TO BE DONE: Give everything in the data below, from the line containing "weather-card[interactable]: 19.3 °C" down to the line containing "home-icon [49, 606, 67, 622]", as a Markdown table with the columns Row and Line. Leave out any blank lines.

RECORDS TO PROCESS:

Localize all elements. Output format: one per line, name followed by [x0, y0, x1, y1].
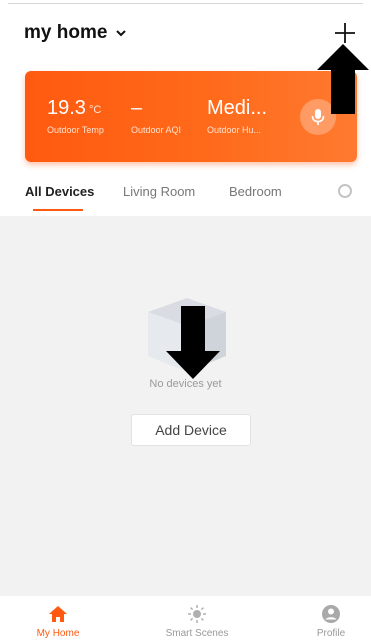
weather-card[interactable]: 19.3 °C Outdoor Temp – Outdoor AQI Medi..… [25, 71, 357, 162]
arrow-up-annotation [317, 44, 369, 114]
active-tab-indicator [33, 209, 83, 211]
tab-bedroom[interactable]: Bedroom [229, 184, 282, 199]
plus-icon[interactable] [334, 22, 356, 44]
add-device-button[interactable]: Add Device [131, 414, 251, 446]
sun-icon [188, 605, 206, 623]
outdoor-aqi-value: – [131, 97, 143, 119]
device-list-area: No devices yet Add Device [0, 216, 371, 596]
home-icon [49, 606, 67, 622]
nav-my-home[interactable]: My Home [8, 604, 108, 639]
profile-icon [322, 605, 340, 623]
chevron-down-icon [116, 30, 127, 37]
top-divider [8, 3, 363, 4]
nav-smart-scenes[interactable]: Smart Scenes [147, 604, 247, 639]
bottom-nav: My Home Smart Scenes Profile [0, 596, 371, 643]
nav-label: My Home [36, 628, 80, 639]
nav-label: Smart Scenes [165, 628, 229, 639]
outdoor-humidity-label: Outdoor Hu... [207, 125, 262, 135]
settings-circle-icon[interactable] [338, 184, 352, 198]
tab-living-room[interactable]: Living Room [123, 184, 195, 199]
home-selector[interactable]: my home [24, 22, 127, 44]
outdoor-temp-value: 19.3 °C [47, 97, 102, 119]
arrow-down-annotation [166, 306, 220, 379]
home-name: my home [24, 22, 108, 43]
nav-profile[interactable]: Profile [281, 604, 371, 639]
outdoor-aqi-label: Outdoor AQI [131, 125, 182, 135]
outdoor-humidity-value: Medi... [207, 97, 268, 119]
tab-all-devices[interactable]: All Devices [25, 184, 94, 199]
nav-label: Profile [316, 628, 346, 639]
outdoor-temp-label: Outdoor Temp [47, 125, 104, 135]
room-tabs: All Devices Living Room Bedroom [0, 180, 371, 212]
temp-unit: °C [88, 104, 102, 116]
==
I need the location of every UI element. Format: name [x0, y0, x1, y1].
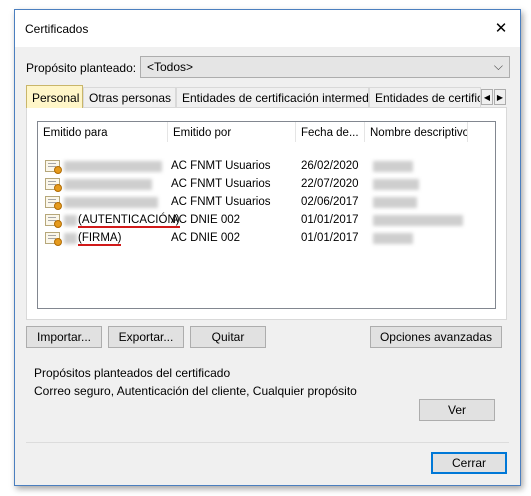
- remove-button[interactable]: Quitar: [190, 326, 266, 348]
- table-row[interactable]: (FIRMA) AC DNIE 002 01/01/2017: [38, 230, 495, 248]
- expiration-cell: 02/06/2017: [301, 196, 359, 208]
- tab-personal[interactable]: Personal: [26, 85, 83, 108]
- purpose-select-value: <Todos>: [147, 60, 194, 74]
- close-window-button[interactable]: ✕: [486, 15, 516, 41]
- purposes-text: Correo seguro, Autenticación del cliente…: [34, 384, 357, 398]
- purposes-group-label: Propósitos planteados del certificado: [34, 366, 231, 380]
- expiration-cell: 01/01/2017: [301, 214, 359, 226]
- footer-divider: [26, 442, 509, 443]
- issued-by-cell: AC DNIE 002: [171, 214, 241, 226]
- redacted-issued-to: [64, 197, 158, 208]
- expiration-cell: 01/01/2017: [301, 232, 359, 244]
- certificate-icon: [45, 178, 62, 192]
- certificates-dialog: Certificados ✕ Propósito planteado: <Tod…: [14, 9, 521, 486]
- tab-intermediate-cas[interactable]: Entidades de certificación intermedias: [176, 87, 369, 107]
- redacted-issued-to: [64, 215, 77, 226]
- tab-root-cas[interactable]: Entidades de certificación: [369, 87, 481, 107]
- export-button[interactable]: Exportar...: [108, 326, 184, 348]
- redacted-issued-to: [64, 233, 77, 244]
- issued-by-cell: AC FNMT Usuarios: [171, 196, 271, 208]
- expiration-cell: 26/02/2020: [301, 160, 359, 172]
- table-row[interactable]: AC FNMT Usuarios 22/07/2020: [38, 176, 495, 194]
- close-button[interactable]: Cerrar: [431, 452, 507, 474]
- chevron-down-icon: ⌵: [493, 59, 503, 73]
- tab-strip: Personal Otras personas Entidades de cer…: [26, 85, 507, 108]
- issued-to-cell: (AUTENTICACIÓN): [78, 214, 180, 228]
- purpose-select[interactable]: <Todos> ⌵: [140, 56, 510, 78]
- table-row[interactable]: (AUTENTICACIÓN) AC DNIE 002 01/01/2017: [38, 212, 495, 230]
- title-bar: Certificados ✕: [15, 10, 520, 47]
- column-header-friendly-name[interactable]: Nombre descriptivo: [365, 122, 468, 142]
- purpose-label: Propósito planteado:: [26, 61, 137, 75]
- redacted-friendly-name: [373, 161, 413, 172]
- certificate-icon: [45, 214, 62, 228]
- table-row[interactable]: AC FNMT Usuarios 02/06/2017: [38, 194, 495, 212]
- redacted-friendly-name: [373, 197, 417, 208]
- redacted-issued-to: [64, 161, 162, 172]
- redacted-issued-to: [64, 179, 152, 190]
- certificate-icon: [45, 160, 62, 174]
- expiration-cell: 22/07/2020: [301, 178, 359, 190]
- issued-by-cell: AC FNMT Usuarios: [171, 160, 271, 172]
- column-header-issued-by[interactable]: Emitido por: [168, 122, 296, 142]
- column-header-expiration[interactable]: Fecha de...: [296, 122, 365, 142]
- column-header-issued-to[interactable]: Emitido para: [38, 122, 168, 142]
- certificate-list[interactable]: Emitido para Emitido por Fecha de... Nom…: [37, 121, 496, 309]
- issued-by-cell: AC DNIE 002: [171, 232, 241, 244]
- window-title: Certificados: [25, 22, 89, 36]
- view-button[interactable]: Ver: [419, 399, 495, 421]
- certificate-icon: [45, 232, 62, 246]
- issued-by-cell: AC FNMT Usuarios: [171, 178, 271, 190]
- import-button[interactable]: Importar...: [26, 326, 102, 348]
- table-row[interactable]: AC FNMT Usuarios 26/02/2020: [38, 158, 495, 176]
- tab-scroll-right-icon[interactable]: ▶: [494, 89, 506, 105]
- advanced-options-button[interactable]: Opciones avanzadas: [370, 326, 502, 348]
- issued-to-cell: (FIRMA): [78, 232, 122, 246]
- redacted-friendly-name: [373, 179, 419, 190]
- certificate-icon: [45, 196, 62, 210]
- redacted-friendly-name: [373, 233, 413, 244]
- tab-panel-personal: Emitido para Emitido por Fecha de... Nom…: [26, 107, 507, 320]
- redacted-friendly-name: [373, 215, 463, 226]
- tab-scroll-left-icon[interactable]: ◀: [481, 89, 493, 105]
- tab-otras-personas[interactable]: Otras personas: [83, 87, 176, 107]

OUTPUT FOR THIS TASK:
| Row | Line |
|---|---|
| 1 | weather-card[interactable]: 19.3 °C Outdoor Temp – Outdoor AQI Medi..… [25, 71, 357, 162] |
| 2 | arrow-up-annotation [317, 44, 369, 114] |
| 3 | active-tab-indicator [33, 209, 83, 211] |
| 4 | tab-bedroom[interactable]: Bedroom [229, 184, 282, 199] |
| 5 | plus-icon[interactable] [334, 22, 356, 44] |
| 6 | add-device-button[interactable]: Add Device [131, 414, 251, 446] |
| 7 | sun-icon [188, 605, 206, 623] |
| 8 | outdoor-aqi-value: – [131, 97, 143, 119] |
| 9 | device-list-area: No devices yet Add Device [0, 216, 371, 596] |
| 10 | home-icon [49, 606, 67, 622] |